── Excerpted data ──
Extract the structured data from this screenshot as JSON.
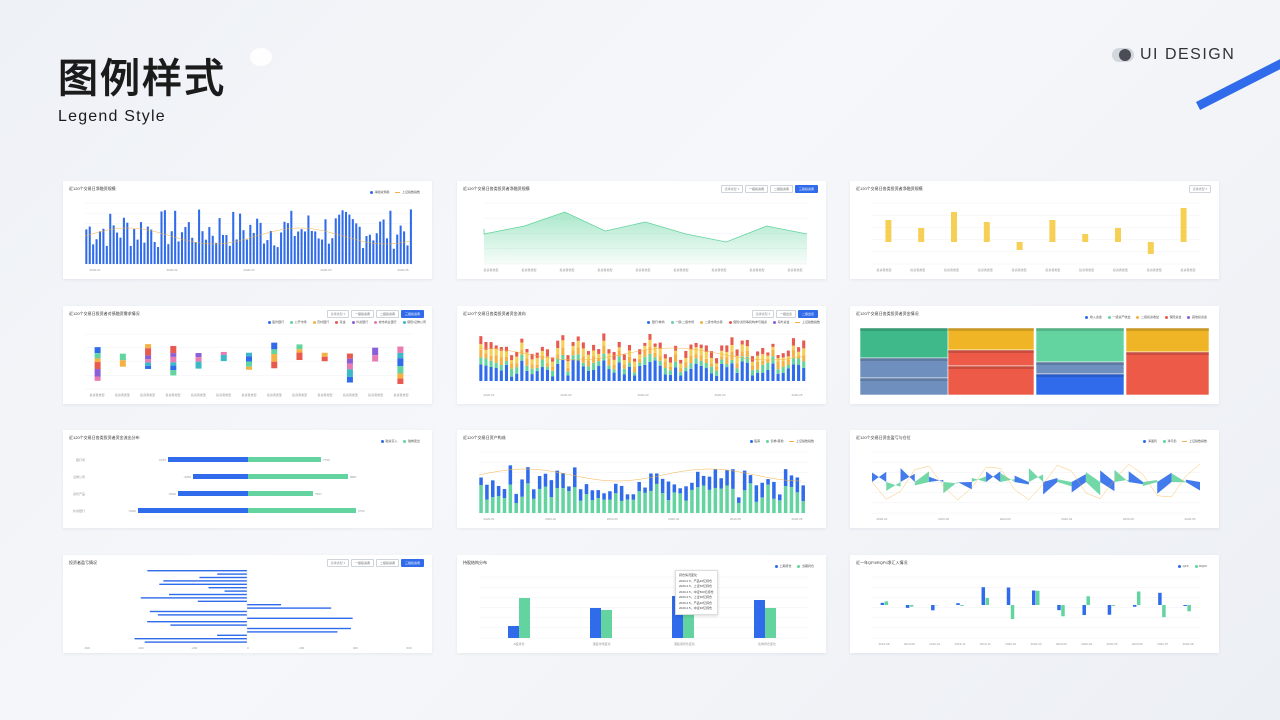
{
  "header": {
    "title_cn": "图例样式",
    "title_en": "Legend Style",
    "brand": "UI DESIGN"
  },
  "colors": {
    "blue": "#2f6bea",
    "green": "#63d49f",
    "orange": "#f5b244",
    "yellow": "#f6cf55",
    "red": "#e85a4f",
    "purple": "#8b5fd6",
    "pink": "#e87bb1",
    "teal": "#3cb9c9",
    "grid": "#eef0f3"
  },
  "cards": [
    {
      "title": "近120个交易日净融资规模",
      "legend": [
        "净融资规模",
        "上证指数指数"
      ],
      "segment": null,
      "x_labels": [
        "2020-01",
        "2020-02",
        "2020-03",
        "2020-04",
        "2020-05"
      ]
    },
    {
      "title": "近120个交易日各类投资者净融资规模",
      "legend": [],
      "segment": {
        "select": "选择类型",
        "buttons": [
          "一级投资者",
          "二级投资者",
          "三级投资者"
        ],
        "active": 2
      },
      "x_labels": [
        "投资者类型",
        "投资者类型",
        "投资者类型",
        "投资者类型",
        "投资者类型",
        "投资者类型",
        "投资者类型",
        "投资者类型",
        "投资者类型"
      ]
    },
    {
      "title": "近120个交易日各类投资者净融资规模",
      "legend": [],
      "segment": {
        "select": "选择类型",
        "buttons": [],
        "active": -1
      },
      "x_labels": [
        "投资者类型",
        "投资者类型",
        "投资者类型",
        "投资者类型",
        "投资者类型",
        "投资者类型",
        "投资者类型",
        "投资者类型",
        "投资者类型",
        "投资者类型"
      ]
    },
    {
      "title": "近120个交易日投资者对债融资需求情况",
      "legend": [
        "股份银行",
        "公开市场",
        "农村银行",
        "基金",
        "外资银行",
        "城市商业银行",
        "保险/证券公司"
      ],
      "segment": {
        "select": "选择类型",
        "buttons": [
          "一级投资者",
          "二级投资者",
          "三级投资者"
        ],
        "active": 2
      },
      "x_labels": [
        "投资者类型",
        "投资者类型",
        "投资者类型",
        "投资者类型",
        "投资者类型",
        "投资者类型",
        "投资者类型",
        "投资者类型",
        "投资者类型",
        "投资者类型",
        "投资者类型",
        "投资者类型",
        "投资者类型"
      ]
    },
    {
      "title": "近120个交易日各类投资者资金流向",
      "legend": [
        "银行/券商",
        "一级/二级市场",
        "二级市场交易",
        "保险/资管等机构参与融资",
        "海外资金",
        "上证指数指数"
      ],
      "segment": {
        "select": "选择类型",
        "buttons": [
          "一级出表",
          "二级出表"
        ],
        "active": 1
      },
      "x_labels": [
        "2020-01",
        "2020-02",
        "2020-03",
        "2020-04",
        "2020-05"
      ]
    },
    {
      "title": "近120个交易日各类投资者资金情况",
      "legend": [
        "收入资金",
        "一级资产收益",
        "二级投资收益",
        "保险资金",
        "其他投资金"
      ],
      "segment": null,
      "x_labels": []
    },
    {
      "title": "近120个交易日各类投资者资金流出分布",
      "legend": [
        "融资买入",
        "融券卖出"
      ],
      "segment": null,
      "rows": [
        {
          "label": "银行间",
          "left": "-5765",
          "right": "7765"
        },
        {
          "label": "证券公司",
          "left": "-3266",
          "right": "8687"
        },
        {
          "label": "资管产品",
          "left": "-5620",
          "right": "7567"
        },
        {
          "label": "外资银行",
          "left": "-5620",
          "right": "6752"
        }
      ]
    },
    {
      "title": "近120个交易日资产构成",
      "legend": [
        "股票",
        "债券/其他",
        "上证指数指数"
      ],
      "segment": null,
      "x_labels": [
        "2020-01",
        "2020-02",
        "2020-03",
        "2020-04",
        "2020-05",
        "2020-06"
      ]
    },
    {
      "title": "近120个交易日资金盈亏与仓位",
      "legend": [
        "净盈利",
        "净亏损",
        "上证指数指数"
      ],
      "segment": null,
      "x_labels": [
        "2020-01",
        "2020-02",
        "2020-03",
        "2020-04",
        "2020-05",
        "2020-06"
      ]
    },
    {
      "title": "投资者盈亏情况",
      "legend": [],
      "segment": {
        "select": "选择类型",
        "buttons": [
          "一级投资者",
          "二级投资者",
          "三级投资者"
        ],
        "active": 2
      },
      "x_labels": [
        "-600",
        "-400",
        "-200",
        "0",
        "200",
        "400",
        "600"
      ]
    },
    {
      "title": "持股结构分布",
      "legend": [
        "上期持仓",
        "当期持仓"
      ],
      "segment": null,
      "x_labels": [
        "A股持仓",
        "港股市场变化",
        "港股通持仓变化",
        "债券持仓变化"
      ],
      "tooltip": [
        "持仓情况变化",
        "2020.2.5，产品30亿持仓",
        "2020.2.5，上证50亿持仓",
        "2020.2.5，中证500亿持仓",
        "2020.2.5，上证30亿持仓",
        "2020.2.5，产品30亿持仓",
        "2020.2.5，中证30亿持仓"
      ]
    },
    {
      "title": "近一年QFII/RQFII净汇入情况",
      "legend": [
        "QFII",
        "RQFII"
      ],
      "segment": null,
      "x_labels": [
        "2019-08",
        "2019-09",
        "2019-10",
        "2019-11",
        "2019-12",
        "2020-01",
        "2020-02",
        "2020-03",
        "2020-04",
        "2020-05",
        "2020-06",
        "2020-07",
        "2020-08"
      ]
    }
  ]
}
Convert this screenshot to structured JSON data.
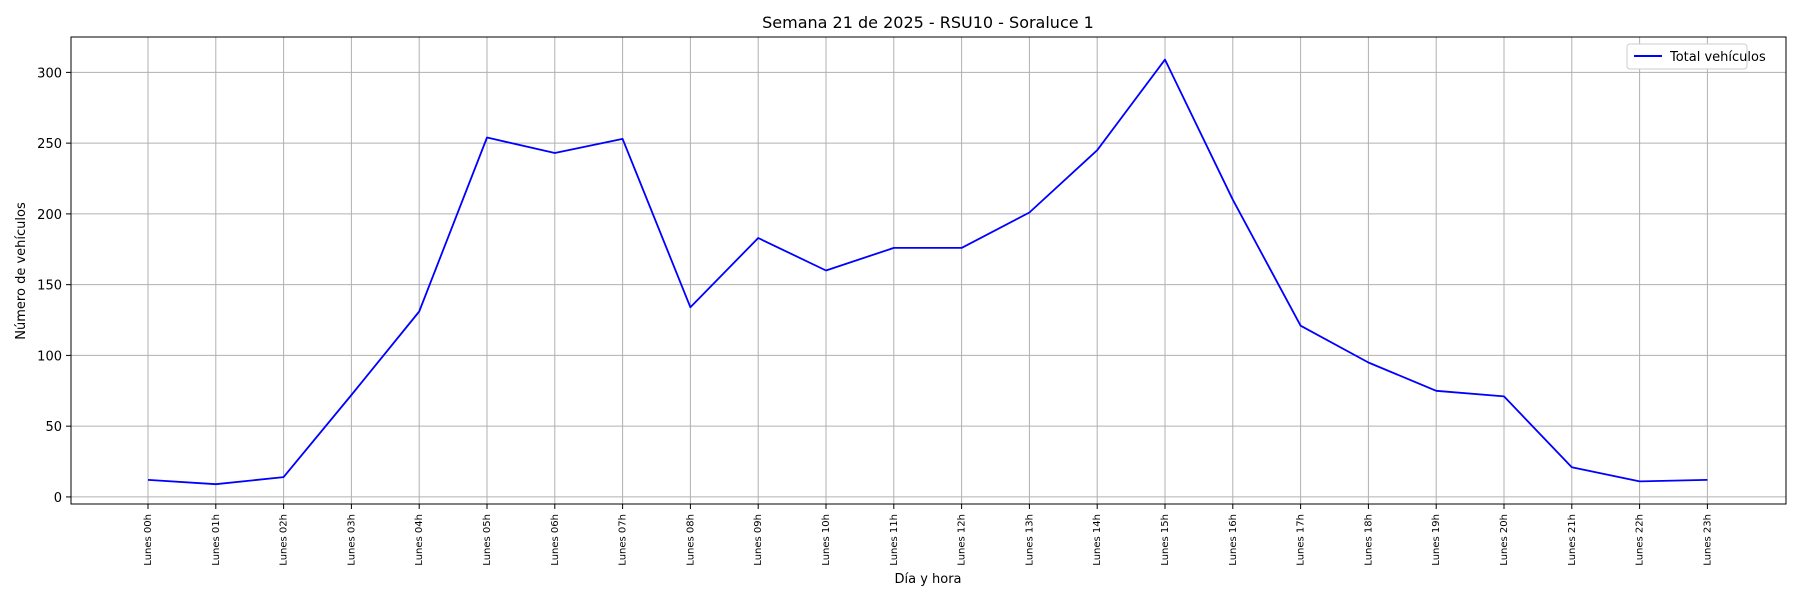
{
  "chart_data": {
    "type": "line",
    "title": "Semana 21 de 2025 - RSU10 - Soraluce 1",
    "xlabel": "Día y hora",
    "ylabel": "Número de vehículos",
    "ylim": [
      -5,
      325
    ],
    "yticks": [
      0,
      50,
      100,
      150,
      200,
      250,
      300
    ],
    "grid": true,
    "legend_position": "top-right",
    "categories": [
      "Lunes 00h",
      "Lunes 01h",
      "Lunes 02h",
      "Lunes 03h",
      "Lunes 04h",
      "Lunes 05h",
      "Lunes 06h",
      "Lunes 07h",
      "Lunes 08h",
      "Lunes 09h",
      "Lunes 10h",
      "Lunes 11h",
      "Lunes 12h",
      "Lunes 13h",
      "Lunes 14h",
      "Lunes 15h",
      "Lunes 16h",
      "Lunes 17h",
      "Lunes 18h",
      "Lunes 19h",
      "Lunes 20h",
      "Lunes 21h",
      "Lunes 22h",
      "Lunes 23h"
    ],
    "series": [
      {
        "name": "Total vehículos",
        "color": "#0000ff",
        "values": [
          12,
          9,
          14,
          72,
          131,
          254,
          243,
          253,
          134,
          183,
          160,
          176,
          176,
          201,
          245,
          309,
          210,
          121,
          95,
          75,
          71,
          21,
          11,
          12
        ]
      }
    ]
  }
}
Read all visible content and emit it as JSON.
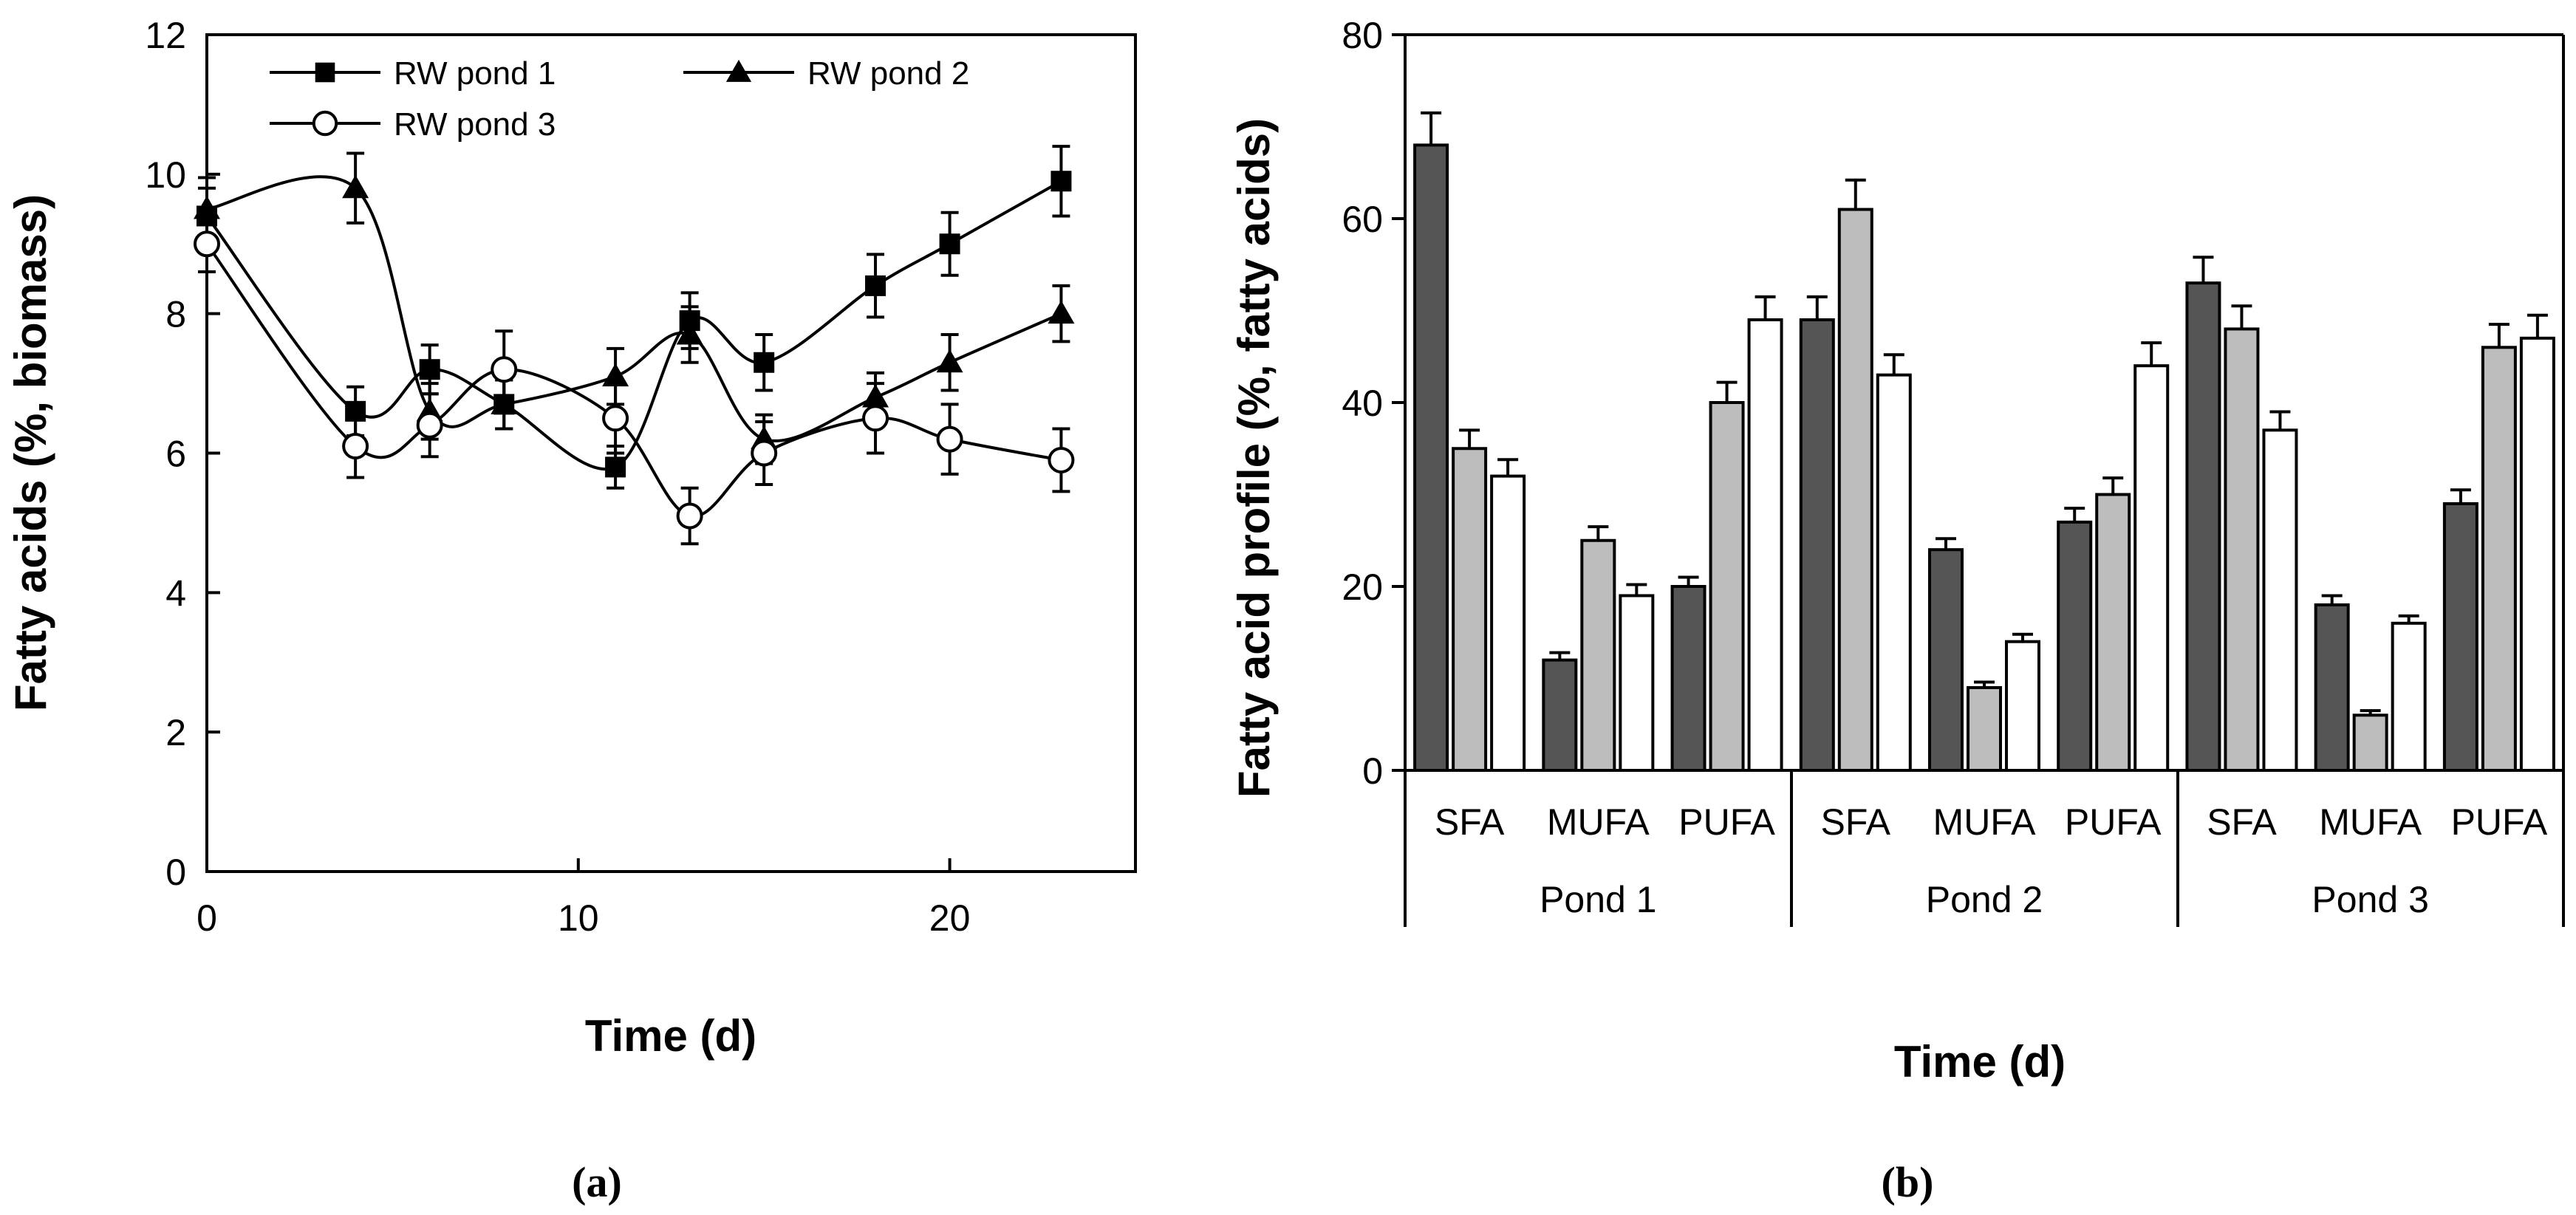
───
__What is asked__.
Pull out all lines from the listing that contain the string "left".

__Answer to this problem__.
          "left": "-5765",
          "left": "-3266",
          "left": "-5620",
          "left": "-5620",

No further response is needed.